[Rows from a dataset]

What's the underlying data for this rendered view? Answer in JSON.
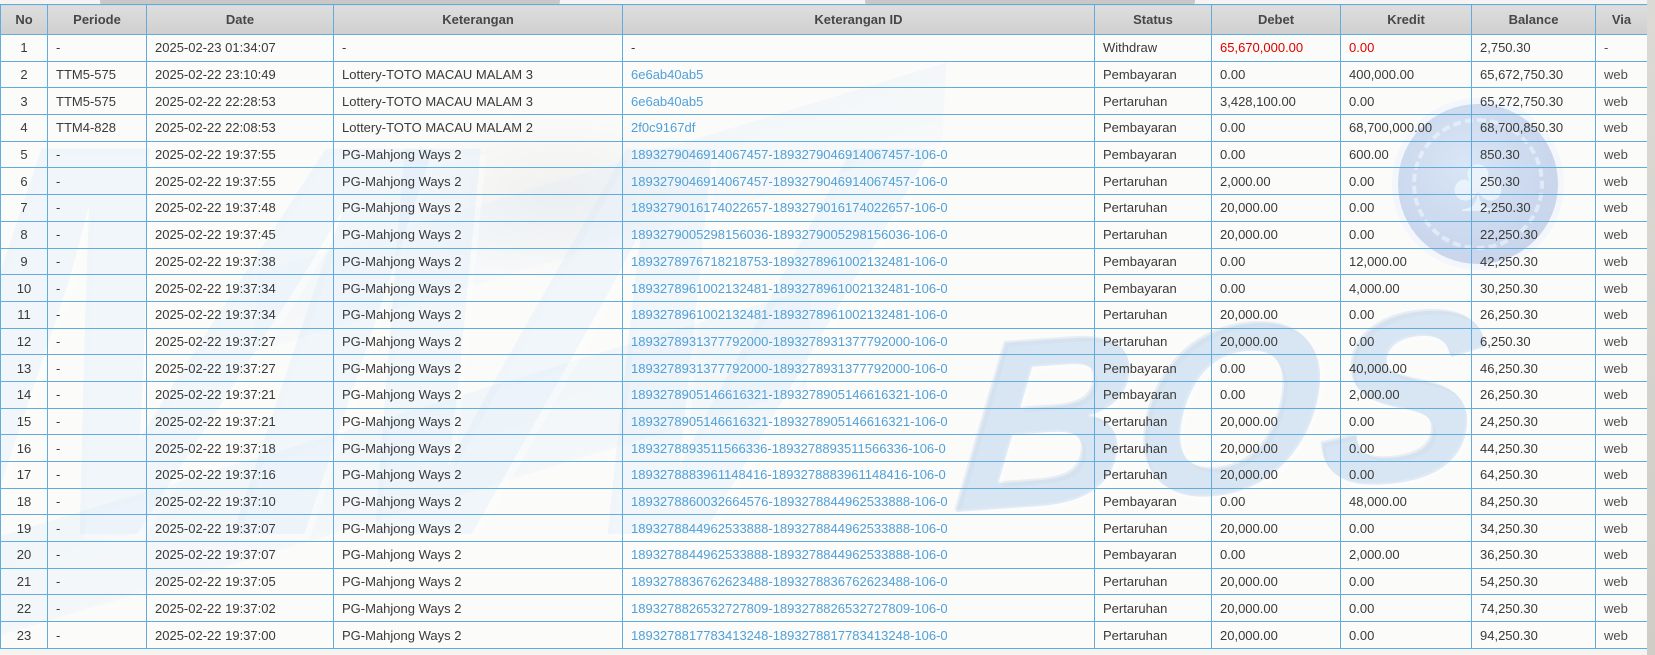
{
  "watermark": {
    "text_left": "MW",
    "text_right": "BOS",
    "chip_icon": "club-icon",
    "chip_glyph": "♣"
  },
  "colors": {
    "table_border": "#62abdd",
    "header_bg": "#d6d6d6",
    "link_blue": "#51a0d7",
    "negative_red": "#dd0000",
    "watermark_blue": "#5c98d4"
  },
  "table": {
    "columns": [
      {
        "key": "no",
        "label": "No"
      },
      {
        "key": "periode",
        "label": "Periode"
      },
      {
        "key": "date",
        "label": "Date"
      },
      {
        "key": "keterangan",
        "label": "Keterangan"
      },
      {
        "key": "keterangan_id",
        "label": "Keterangan ID"
      },
      {
        "key": "status",
        "label": "Status"
      },
      {
        "key": "debet",
        "label": "Debet"
      },
      {
        "key": "kredit",
        "label": "Kredit"
      },
      {
        "key": "balance",
        "label": "Balance"
      },
      {
        "key": "via",
        "label": "Via"
      }
    ],
    "rows": [
      {
        "no": "1",
        "periode": "-",
        "date": "2025-02-23 01:34:07",
        "keterangan": "-",
        "keterangan_id": "-",
        "status": "Withdraw",
        "debet": "65,670,000.00",
        "kredit": "0.00",
        "balance": "2,750.30",
        "via": "-",
        "amounts_red": true
      },
      {
        "no": "2",
        "periode": "TTM5-575",
        "date": "2025-02-22 23:10:49",
        "keterangan": "Lottery-TOTO MACAU MALAM 3",
        "keterangan_id": "6e6ab40ab5",
        "status": "Pembayaran",
        "debet": "0.00",
        "kredit": "400,000.00",
        "balance": "65,672,750.30",
        "via": "web"
      },
      {
        "no": "3",
        "periode": "TTM5-575",
        "date": "2025-02-22 22:28:53",
        "keterangan": "Lottery-TOTO MACAU MALAM 3",
        "keterangan_id": "6e6ab40ab5",
        "status": "Pertaruhan",
        "debet": "3,428,100.00",
        "kredit": "0.00",
        "balance": "65,272,750.30",
        "via": "web"
      },
      {
        "no": "4",
        "periode": "TTM4-828",
        "date": "2025-02-22 22:08:53",
        "keterangan": "Lottery-TOTO MACAU MALAM 2",
        "keterangan_id": "2f0c9167df",
        "status": "Pembayaran",
        "debet": "0.00",
        "kredit": "68,700,000.00",
        "balance": "68,700,850.30",
        "via": "web"
      },
      {
        "no": "5",
        "periode": "-",
        "date": "2025-02-22 19:37:55",
        "keterangan": "PG-Mahjong Ways 2",
        "keterangan_id": "1893279046914067457-1893279046914067457-106-0",
        "status": "Pembayaran",
        "debet": "0.00",
        "kredit": "600.00",
        "balance": "850.30",
        "via": "web"
      },
      {
        "no": "6",
        "periode": "-",
        "date": "2025-02-22 19:37:55",
        "keterangan": "PG-Mahjong Ways 2",
        "keterangan_id": "1893279046914067457-1893279046914067457-106-0",
        "status": "Pertaruhan",
        "debet": "2,000.00",
        "kredit": "0.00",
        "balance": "250.30",
        "via": "web"
      },
      {
        "no": "7",
        "periode": "-",
        "date": "2025-02-22 19:37:48",
        "keterangan": "PG-Mahjong Ways 2",
        "keterangan_id": "1893279016174022657-1893279016174022657-106-0",
        "status": "Pertaruhan",
        "debet": "20,000.00",
        "kredit": "0.00",
        "balance": "2,250.30",
        "via": "web"
      },
      {
        "no": "8",
        "periode": "-",
        "date": "2025-02-22 19:37:45",
        "keterangan": "PG-Mahjong Ways 2",
        "keterangan_id": "1893279005298156036-1893279005298156036-106-0",
        "status": "Pertaruhan",
        "debet": "20,000.00",
        "kredit": "0.00",
        "balance": "22,250.30",
        "via": "web"
      },
      {
        "no": "9",
        "periode": "-",
        "date": "2025-02-22 19:37:38",
        "keterangan": "PG-Mahjong Ways 2",
        "keterangan_id": "1893278976718218753-1893278961002132481-106-0",
        "status": "Pembayaran",
        "debet": "0.00",
        "kredit": "12,000.00",
        "balance": "42,250.30",
        "via": "web"
      },
      {
        "no": "10",
        "periode": "-",
        "date": "2025-02-22 19:37:34",
        "keterangan": "PG-Mahjong Ways 2",
        "keterangan_id": "1893278961002132481-1893278961002132481-106-0",
        "status": "Pembayaran",
        "debet": "0.00",
        "kredit": "4,000.00",
        "balance": "30,250.30",
        "via": "web"
      },
      {
        "no": "11",
        "periode": "-",
        "date": "2025-02-22 19:37:34",
        "keterangan": "PG-Mahjong Ways 2",
        "keterangan_id": "1893278961002132481-1893278961002132481-106-0",
        "status": "Pertaruhan",
        "debet": "20,000.00",
        "kredit": "0.00",
        "balance": "26,250.30",
        "via": "web"
      },
      {
        "no": "12",
        "periode": "-",
        "date": "2025-02-22 19:37:27",
        "keterangan": "PG-Mahjong Ways 2",
        "keterangan_id": "1893278931377792000-1893278931377792000-106-0",
        "status": "Pertaruhan",
        "debet": "20,000.00",
        "kredit": "0.00",
        "balance": "6,250.30",
        "via": "web"
      },
      {
        "no": "13",
        "periode": "-",
        "date": "2025-02-22 19:37:27",
        "keterangan": "PG-Mahjong Ways 2",
        "keterangan_id": "1893278931377792000-1893278931377792000-106-0",
        "status": "Pembayaran",
        "debet": "0.00",
        "kredit": "40,000.00",
        "balance": "46,250.30",
        "via": "web"
      },
      {
        "no": "14",
        "periode": "-",
        "date": "2025-02-22 19:37:21",
        "keterangan": "PG-Mahjong Ways 2",
        "keterangan_id": "1893278905146616321-1893278905146616321-106-0",
        "status": "Pembayaran",
        "debet": "0.00",
        "kredit": "2,000.00",
        "balance": "26,250.30",
        "via": "web"
      },
      {
        "no": "15",
        "periode": "-",
        "date": "2025-02-22 19:37:21",
        "keterangan": "PG-Mahjong Ways 2",
        "keterangan_id": "1893278905146616321-1893278905146616321-106-0",
        "status": "Pertaruhan",
        "debet": "20,000.00",
        "kredit": "0.00",
        "balance": "24,250.30",
        "via": "web"
      },
      {
        "no": "16",
        "periode": "-",
        "date": "2025-02-22 19:37:18",
        "keterangan": "PG-Mahjong Ways 2",
        "keterangan_id": "1893278893511566336-1893278893511566336-106-0",
        "status": "Pertaruhan",
        "debet": "20,000.00",
        "kredit": "0.00",
        "balance": "44,250.30",
        "via": "web"
      },
      {
        "no": "17",
        "periode": "-",
        "date": "2025-02-22 19:37:16",
        "keterangan": "PG-Mahjong Ways 2",
        "keterangan_id": "1893278883961148416-1893278883961148416-106-0",
        "status": "Pertaruhan",
        "debet": "20,000.00",
        "kredit": "0.00",
        "balance": "64,250.30",
        "via": "web"
      },
      {
        "no": "18",
        "periode": "-",
        "date": "2025-02-22 19:37:10",
        "keterangan": "PG-Mahjong Ways 2",
        "keterangan_id": "1893278860032664576-1893278844962533888-106-0",
        "status": "Pembayaran",
        "debet": "0.00",
        "kredit": "48,000.00",
        "balance": "84,250.30",
        "via": "web"
      },
      {
        "no": "19",
        "periode": "-",
        "date": "2025-02-22 19:37:07",
        "keterangan": "PG-Mahjong Ways 2",
        "keterangan_id": "1893278844962533888-1893278844962533888-106-0",
        "status": "Pertaruhan",
        "debet": "20,000.00",
        "kredit": "0.00",
        "balance": "34,250.30",
        "via": "web"
      },
      {
        "no": "20",
        "periode": "-",
        "date": "2025-02-22 19:37:07",
        "keterangan": "PG-Mahjong Ways 2",
        "keterangan_id": "1893278844962533888-1893278844962533888-106-0",
        "status": "Pembayaran",
        "debet": "0.00",
        "kredit": "2,000.00",
        "balance": "36,250.30",
        "via": "web"
      },
      {
        "no": "21",
        "periode": "-",
        "date": "2025-02-22 19:37:05",
        "keterangan": "PG-Mahjong Ways 2",
        "keterangan_id": "1893278836762623488-1893278836762623488-106-0",
        "status": "Pertaruhan",
        "debet": "20,000.00",
        "kredit": "0.00",
        "balance": "54,250.30",
        "via": "web"
      },
      {
        "no": "22",
        "periode": "-",
        "date": "2025-02-22 19:37:02",
        "keterangan": "PG-Mahjong Ways 2",
        "keterangan_id": "1893278826532727809-1893278826532727809-106-0",
        "status": "Pertaruhan",
        "debet": "20,000.00",
        "kredit": "0.00",
        "balance": "74,250.30",
        "via": "web"
      },
      {
        "no": "23",
        "periode": "-",
        "date": "2025-02-22 19:37:00",
        "keterangan": "PG-Mahjong Ways 2",
        "keterangan_id": "1893278817783413248-1893278817783413248-106-0",
        "status": "Pertaruhan",
        "debet": "20,000.00",
        "kredit": "0.00",
        "balance": "94,250.30",
        "via": "web"
      }
    ]
  }
}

Task statement:
Pick out the lines that contain "label" and copy them.

Task output:
        "label": "No"
        "label": "Periode"
        "label": "Date"
        "label": "Keterangan"
        "label": "Keterangan ID"
        "label": "Status"
        "label": "Debet"
        "label": "Kredit"
        "label": "Balance"
        "label": "Via"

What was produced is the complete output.